--- Data supplied ---

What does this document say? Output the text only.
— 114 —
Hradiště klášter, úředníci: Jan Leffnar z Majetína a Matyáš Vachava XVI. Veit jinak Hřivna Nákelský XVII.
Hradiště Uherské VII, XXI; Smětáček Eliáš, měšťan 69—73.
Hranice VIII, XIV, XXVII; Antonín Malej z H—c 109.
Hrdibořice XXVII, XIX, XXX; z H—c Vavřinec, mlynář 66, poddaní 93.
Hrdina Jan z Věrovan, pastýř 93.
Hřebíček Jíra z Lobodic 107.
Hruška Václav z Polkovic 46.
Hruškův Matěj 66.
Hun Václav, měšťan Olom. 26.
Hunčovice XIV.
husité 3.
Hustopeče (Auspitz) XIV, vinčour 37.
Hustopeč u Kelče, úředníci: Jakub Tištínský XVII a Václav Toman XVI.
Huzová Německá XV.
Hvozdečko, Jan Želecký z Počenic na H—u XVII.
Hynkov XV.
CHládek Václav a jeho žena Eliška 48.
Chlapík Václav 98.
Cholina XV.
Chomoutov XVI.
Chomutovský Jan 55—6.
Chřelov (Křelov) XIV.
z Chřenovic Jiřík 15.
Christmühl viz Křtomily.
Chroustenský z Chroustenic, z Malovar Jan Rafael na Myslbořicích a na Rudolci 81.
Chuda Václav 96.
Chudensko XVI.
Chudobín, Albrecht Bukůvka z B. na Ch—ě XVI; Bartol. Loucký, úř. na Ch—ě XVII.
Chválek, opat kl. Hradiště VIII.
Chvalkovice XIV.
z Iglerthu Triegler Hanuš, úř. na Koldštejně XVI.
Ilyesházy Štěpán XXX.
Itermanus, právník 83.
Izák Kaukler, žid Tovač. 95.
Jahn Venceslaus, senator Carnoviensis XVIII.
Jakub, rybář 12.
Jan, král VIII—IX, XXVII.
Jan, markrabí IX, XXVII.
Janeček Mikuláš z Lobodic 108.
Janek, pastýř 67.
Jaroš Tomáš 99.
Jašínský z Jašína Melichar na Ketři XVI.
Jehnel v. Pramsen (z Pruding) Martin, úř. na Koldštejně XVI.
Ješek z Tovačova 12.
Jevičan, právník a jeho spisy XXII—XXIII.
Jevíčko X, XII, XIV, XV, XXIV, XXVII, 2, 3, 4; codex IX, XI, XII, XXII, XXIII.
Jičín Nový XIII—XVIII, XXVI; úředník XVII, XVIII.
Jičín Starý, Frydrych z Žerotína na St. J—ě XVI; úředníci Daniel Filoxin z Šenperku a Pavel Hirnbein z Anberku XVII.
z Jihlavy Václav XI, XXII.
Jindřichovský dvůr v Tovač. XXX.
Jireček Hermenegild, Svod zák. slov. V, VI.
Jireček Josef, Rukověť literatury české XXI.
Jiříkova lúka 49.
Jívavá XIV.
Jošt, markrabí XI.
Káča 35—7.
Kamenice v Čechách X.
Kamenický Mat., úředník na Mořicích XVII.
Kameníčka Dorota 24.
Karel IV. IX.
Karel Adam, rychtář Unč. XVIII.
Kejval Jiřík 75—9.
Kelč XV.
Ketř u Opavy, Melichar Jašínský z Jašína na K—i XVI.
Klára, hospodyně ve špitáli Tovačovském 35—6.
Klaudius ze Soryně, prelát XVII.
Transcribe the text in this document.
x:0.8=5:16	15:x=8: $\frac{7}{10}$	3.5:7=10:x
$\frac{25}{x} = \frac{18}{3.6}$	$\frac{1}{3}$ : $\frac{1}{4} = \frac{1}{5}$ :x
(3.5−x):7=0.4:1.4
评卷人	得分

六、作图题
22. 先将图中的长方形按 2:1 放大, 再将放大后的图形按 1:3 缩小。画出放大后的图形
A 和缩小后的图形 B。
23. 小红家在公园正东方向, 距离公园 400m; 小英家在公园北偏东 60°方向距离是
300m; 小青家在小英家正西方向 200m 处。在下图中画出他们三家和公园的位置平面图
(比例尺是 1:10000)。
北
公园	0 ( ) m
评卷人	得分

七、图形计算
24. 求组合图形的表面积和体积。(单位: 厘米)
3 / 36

--- Task objective ---
Filter the data, keeping only the lines that contain "Jašína".

--- Result for this task ---
Jašínský z Jašína Melichar na Ketři XVI.
Ketř u Opavy, Melichar Jašínský z Jašína na K—i XVI.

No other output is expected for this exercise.